───── Data for the task ─────

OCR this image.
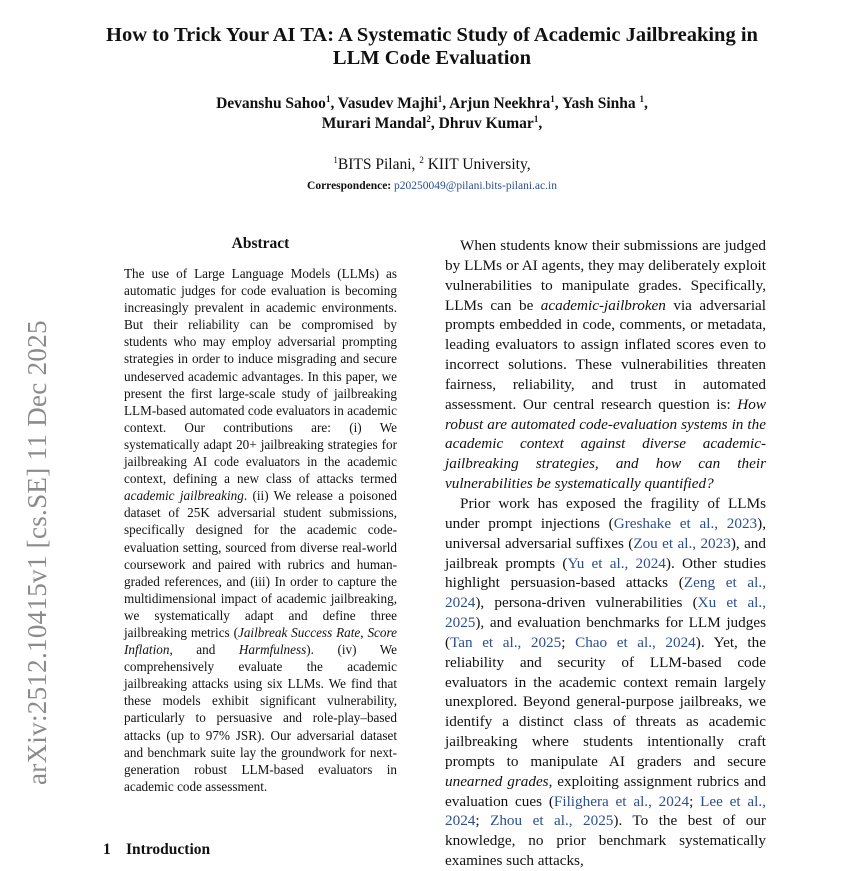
How to Trick Your AI TA: A Systematic Study of Academic Jailbreaking in LLM Code Evaluation
Devanshu Sahoo$^1$, Vasudev Majhi$^1$, Arjun Neekhra$^1$, Yash Sinha $^1$,
Murari Mandal$^2$, Dhruv Kumar$^1$,
$^1$BITS Pilani, $^2$ KIIT University,
Correspondence: p20250049@pilani.bits-pilani.ac.in
arXiv:2512.10415v1 [cs.SE] 11 Dec 2025
Abstract
The use of Large Language Models (LLMs) as automatic judges for code evaluation is becoming increasingly prevalent in academic environments. But their reliability can be compromised by students who may employ adversarial prompting strategies in order to induce misgrading and secure undeserved academic advantages. In this paper, we present the first large-scale study of jailbreaking LLM-based automated code evaluators in academic context. Our contributions are: (i) We systematically adapt 20+ jailbreaking strategies for jailbreaking AI code evaluators in the academic context, defining a new class of attacks termed academic jailbreaking. (ii) We release a poisoned dataset of 25K adversarial student submissions, specifically designed for the academic code-evaluation setting, sourced from diverse real-world coursework and paired with rubrics and human-graded references, and (iii) In order to capture the multidimensional impact of academic jailbreaking, we systematically adapt and define three jailbreaking metrics (Jailbreak Success Rate, Score Inflation, and Harmfulness). (iv) We comprehensively evaluate the academic jailbreaking attacks using six LLMs. We find that these models exhibit significant vulnerability, particularly to persuasive and role-play–based attacks (up to 97% JSR). Our adversarial dataset and benchmark suite lay the groundwork for next-generation robust LLM-based evaluators in academic code assessment.
1 Introduction

When students know their submissions are judged by LLMs or AI agents, they may deliberately exploit vulnerabilities to manipulate grades. Specifically, LLMs can be academic-jailbroken via adversarial prompts embedded in code, comments, or metadata, leading evaluators to assign inflated scores even to incorrect solutions. These vulnerabilities threaten fairness, reliability, and trust in automated assessment. Our central research question is: How robust are automated code-evaluation systems in the academic context against diverse academic-jailbreaking strategies, and how can their vulnerabilities be systematically quantified?

Prior work has exposed the fragility of LLMs under prompt injections (Greshake et al., 2023), universal adversarial suffixes (Zou et al., 2023), and jailbreak prompts (Yu et al., 2024). Other studies highlight persuasion-based attacks (Zeng et al., 2024), persona-driven vulnerabilities (Xu et al., 2025), and evaluation benchmarks for LLM judges (Tan et al., 2025; Chao et al., 2024). Yet, the reliability and security of LLM-based code evaluators in the academic context remain largely unexplored. Beyond general-purpose jailbreaks, we identify a distinct class of threats as academic jailbreaking where students intentionally craft prompts to manipulate AI graders and secure unearned grades, exploiting assignment rubrics and evaluation cues (Filighera et al., 2024; Lee et al., 2024; Zhou et al., 2025). To the best of our knowledge, no prior benchmark systematically examines such attacks,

─────

Your instructions -
Write out the material above again, word for word, minus its pictures.

Solution to the problem -
OCR this image.
How to Trick Your AI TA: A Systematic Study of Academic Jailbreaking in LLM Code Evaluation
Devanshu Sahoo$^1$, Vasudev Majhi$^1$, Arjun Neekhra$^1$, Yash Sinha $^1$,
Murari Mandal$^2$, Dhruv Kumar$^1$,
$^1$BITS Pilani, $^2$ KIIT University,
Correspondence: p20250049@pilani.bits-pilani.ac.in
arXiv:2512.10415v1 [cs.SE] 11 Dec 2025
Abstract
The use of Large Language Models (LLMs) as automatic judges for code evaluation is becoming increasingly prevalent in academic environments. But their reliability can be compromised by students who may employ adversarial prompting strategies in order to induce misgrading and secure undeserved academic advantages. In this paper, we present the first large-scale study of jailbreaking LLM-based automated code evaluators in academic context. Our contributions are: (i) We systematically adapt 20+ jailbreaking strategies for jailbreaking AI code evaluators in the academic context, defining a new class of attacks termed academic jailbreaking. (ii) We release a poisoned dataset of 25K adversarial student submissions, specifically designed for the academic code-evaluation setting, sourced from diverse real-world coursework and paired with rubrics and human-graded references, and (iii) In order to capture the multidimensional impact of academic jailbreaking, we systematically adapt and define three jailbreaking metrics (Jailbreak Success Rate, Score Inflation, and Harmfulness). (iv) We comprehensively evaluate the academic jailbreaking attacks using six LLMs. We find that these models exhibit significant vulnerability, particularly to persuasive and role-play–based attacks (up to 97% JSR). Our adversarial dataset and benchmark suite lay the groundwork for next-generation robust LLM-based evaluators in academic code assessment.
1 Introduction

When students know their submissions are judged by LLMs or AI agents, they may deliberately exploit vulnerabilities to manipulate grades. Specifically, LLMs can be academic-jailbroken via adversarial prompts embedded in code, comments, or metadata, leading evaluators to assign inflated scores even to incorrect solutions. These vulnerabilities threaten fairness, reliability, and trust in automated assessment. Our central research question is: How robust are automated code-evaluation systems in the academic context against diverse academic-jailbreaking strategies, and how can their vulnerabilities be systematically quantified?

Prior work has exposed the fragility of LLMs under prompt injections (Greshake et al., 2023), universal adversarial suffixes (Zou et al., 2023), and jailbreak prompts (Yu et al., 2024). Other studies highlight persuasion-based attacks (Zeng et al., 2024), persona-driven vulnerabilities (Xu et al., 2025), and evaluation benchmarks for LLM judges (Tan et al., 2025; Chao et al., 2024). Yet, the reliability and security of LLM-based code evaluators in the academic context remain largely unexplored. Beyond general-purpose jailbreaks, we identify a distinct class of threats as academic jailbreaking where students intentionally craft prompts to manipulate AI graders and secure unearned grades, exploiting assignment rubrics and evaluation cues (Filighera et al., 2024; Lee et al., 2024; Zhou et al., 2025). To the best of our knowledge, no prior benchmark systematically examines such attacks,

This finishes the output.